**Records provided:**

────────

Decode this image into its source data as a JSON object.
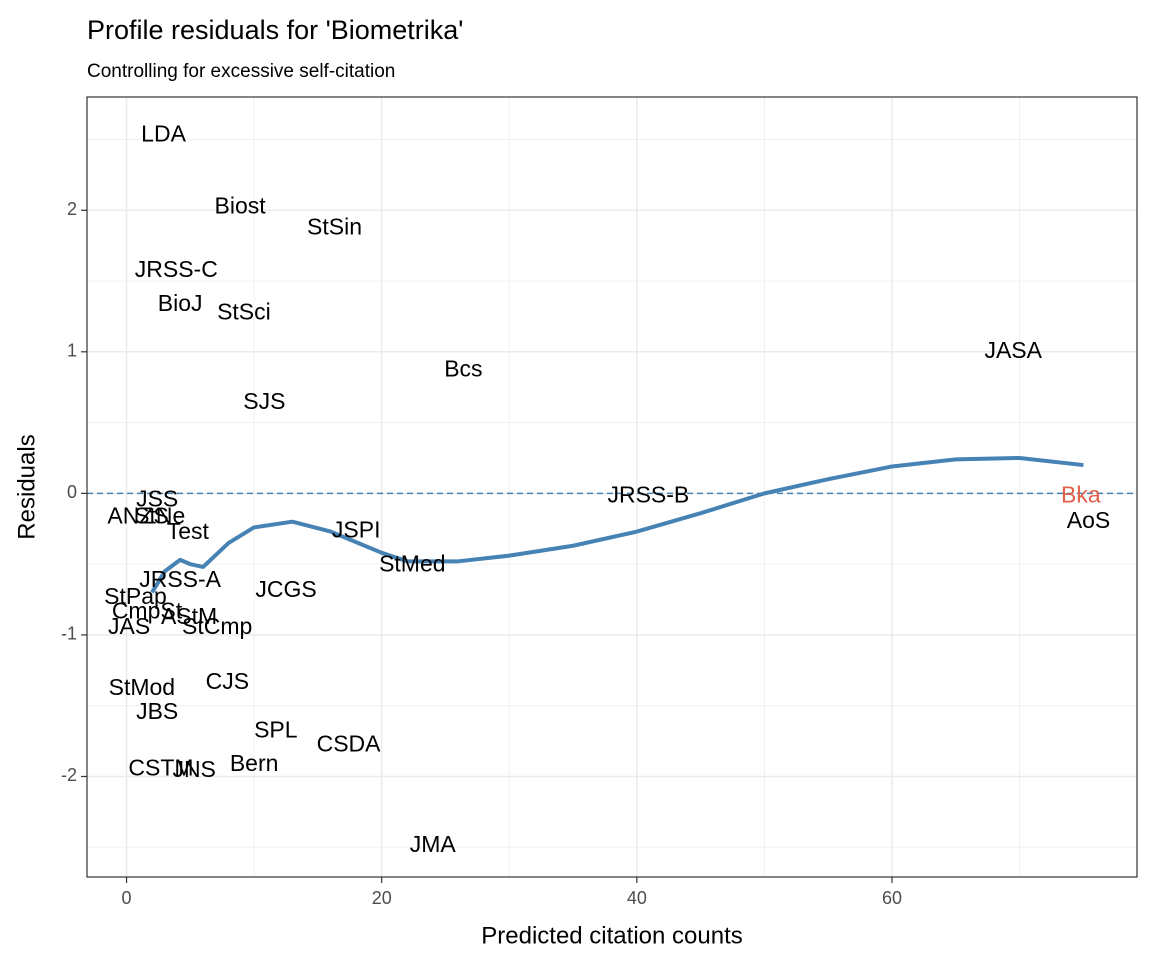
{
  "chart_data": {
    "type": "scatter",
    "title": "Profile residuals for 'Biometrika'",
    "subtitle": "Controlling for excessive self-citation",
    "xlabel": "Predicted citation counts",
    "ylabel": "Residuals",
    "xlim": [
      -3.1,
      79.2
    ],
    "ylim": [
      -2.71,
      2.8
    ],
    "xticks": [
      0,
      20,
      40,
      60
    ],
    "yticks": [
      -2,
      -1,
      0,
      1,
      2
    ],
    "xminor": [
      10,
      30,
      50,
      70
    ],
    "yminor": [
      -2.5,
      -1.5,
      -0.5,
      0.5,
      1.5,
      2.5
    ],
    "grid": true,
    "hline": 0,
    "color": "#000000",
    "highlight": "Bka",
    "highlight_color": "#e0604a",
    "points": {
      "labels": [
        "LDA",
        "Biost",
        "StSin",
        "JRSS-C",
        "BioJ",
        "StSci",
        "JASA",
        "Bcs",
        "SJS",
        "JRSS-B",
        "Bka",
        "AoS",
        "JSS",
        "ANZS",
        "StNe",
        "Test",
        "JSPI",
        "StMed",
        "JCGS",
        "JRSS-A",
        "StPap",
        "CmpSt",
        "AStM",
        "StCmp",
        "JAS",
        "CJS",
        "StMod",
        "JBS",
        "SPL",
        "CSDA",
        "Bern",
        "CSTM",
        "JNS",
        "JMA"
      ],
      "x": [
        2.9,
        8.9,
        16.3,
        3.9,
        4.2,
        9.2,
        69.5,
        26.4,
        10.8,
        40.9,
        74.8,
        75.4,
        2.4,
        0.9,
        2.6,
        4.8,
        18.0,
        22.4,
        12.5,
        4.2,
        0.7,
        1.6,
        4.9,
        7.1,
        0.2,
        7.9,
        1.2,
        2.4,
        11.7,
        17.4,
        10.0,
        2.7,
        5.3,
        24.0
      ],
      "values": [
        2.53,
        2.02,
        1.87,
        1.57,
        1.33,
        1.27,
        1.0,
        0.87,
        0.64,
        -0.02,
        -0.02,
        -0.2,
        -0.05,
        -0.17,
        -0.17,
        -0.28,
        -0.27,
        -0.51,
        -0.69,
        -0.62,
        -0.74,
        -0.84,
        -0.88,
        -0.95,
        -0.95,
        -1.34,
        -1.38,
        -1.55,
        -1.68,
        -1.78,
        -1.92,
        -1.95,
        -1.96,
        -2.49
      ]
    },
    "smooth": {
      "color": "#4682b4",
      "x": [
        2,
        3,
        4.2,
        5,
        6,
        8,
        10,
        13,
        16,
        20,
        22,
        26,
        30,
        35,
        40,
        45,
        50,
        55,
        60,
        65,
        70,
        75
      ],
      "values": [
        -0.7,
        -0.55,
        -0.47,
        -0.5,
        -0.52,
        -0.35,
        -0.24,
        -0.2,
        -0.27,
        -0.42,
        -0.48,
        -0.48,
        -0.44,
        -0.37,
        -0.27,
        -0.14,
        0.0,
        0.1,
        0.19,
        0.24,
        0.25,
        0.2
      ]
    }
  }
}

────────

Reproduce every line above as written, skipping pictures.

Decode this image into its source data as a JSON object.
{
  "chart_data": {
    "type": "scatter",
    "title": "Profile residuals for 'Biometrika'",
    "subtitle": "Controlling for excessive self-citation",
    "xlabel": "Predicted citation counts",
    "ylabel": "Residuals",
    "xlim": [
      -3.1,
      79.2
    ],
    "ylim": [
      -2.71,
      2.8
    ],
    "xticks": [
      0,
      20,
      40,
      60
    ],
    "yticks": [
      -2,
      -1,
      0,
      1,
      2
    ],
    "xminor": [
      10,
      30,
      50,
      70
    ],
    "yminor": [
      -2.5,
      -1.5,
      -0.5,
      0.5,
      1.5,
      2.5
    ],
    "grid": true,
    "hline": 0,
    "color": "#000000",
    "highlight": "Bka",
    "highlight_color": "#e0604a",
    "points": {
      "labels": [
        "LDA",
        "Biost",
        "StSin",
        "JRSS-C",
        "BioJ",
        "StSci",
        "JASA",
        "Bcs",
        "SJS",
        "JRSS-B",
        "Bka",
        "AoS",
        "JSS",
        "ANZS",
        "StNe",
        "Test",
        "JSPI",
        "StMed",
        "JCGS",
        "JRSS-A",
        "StPap",
        "CmpSt",
        "AStM",
        "StCmp",
        "JAS",
        "CJS",
        "StMod",
        "JBS",
        "SPL",
        "CSDA",
        "Bern",
        "CSTM",
        "JNS",
        "JMA"
      ],
      "x": [
        2.9,
        8.9,
        16.3,
        3.9,
        4.2,
        9.2,
        69.5,
        26.4,
        10.8,
        40.9,
        74.8,
        75.4,
        2.4,
        0.9,
        2.6,
        4.8,
        18.0,
        22.4,
        12.5,
        4.2,
        0.7,
        1.6,
        4.9,
        7.1,
        0.2,
        7.9,
        1.2,
        2.4,
        11.7,
        17.4,
        10.0,
        2.7,
        5.3,
        24.0
      ],
      "values": [
        2.53,
        2.02,
        1.87,
        1.57,
        1.33,
        1.27,
        1.0,
        0.87,
        0.64,
        -0.02,
        -0.02,
        -0.2,
        -0.05,
        -0.17,
        -0.17,
        -0.28,
        -0.27,
        -0.51,
        -0.69,
        -0.62,
        -0.74,
        -0.84,
        -0.88,
        -0.95,
        -0.95,
        -1.34,
        -1.38,
        -1.55,
        -1.68,
        -1.78,
        -1.92,
        -1.95,
        -1.96,
        -2.49
      ]
    },
    "smooth": {
      "color": "#4682b4",
      "x": [
        2,
        3,
        4.2,
        5,
        6,
        8,
        10,
        13,
        16,
        20,
        22,
        26,
        30,
        35,
        40,
        45,
        50,
        55,
        60,
        65,
        70,
        75
      ],
      "values": [
        -0.7,
        -0.55,
        -0.47,
        -0.5,
        -0.52,
        -0.35,
        -0.24,
        -0.2,
        -0.27,
        -0.42,
        -0.48,
        -0.48,
        -0.44,
        -0.37,
        -0.27,
        -0.14,
        0.0,
        0.1,
        0.19,
        0.24,
        0.25,
        0.2
      ]
    }
  }
}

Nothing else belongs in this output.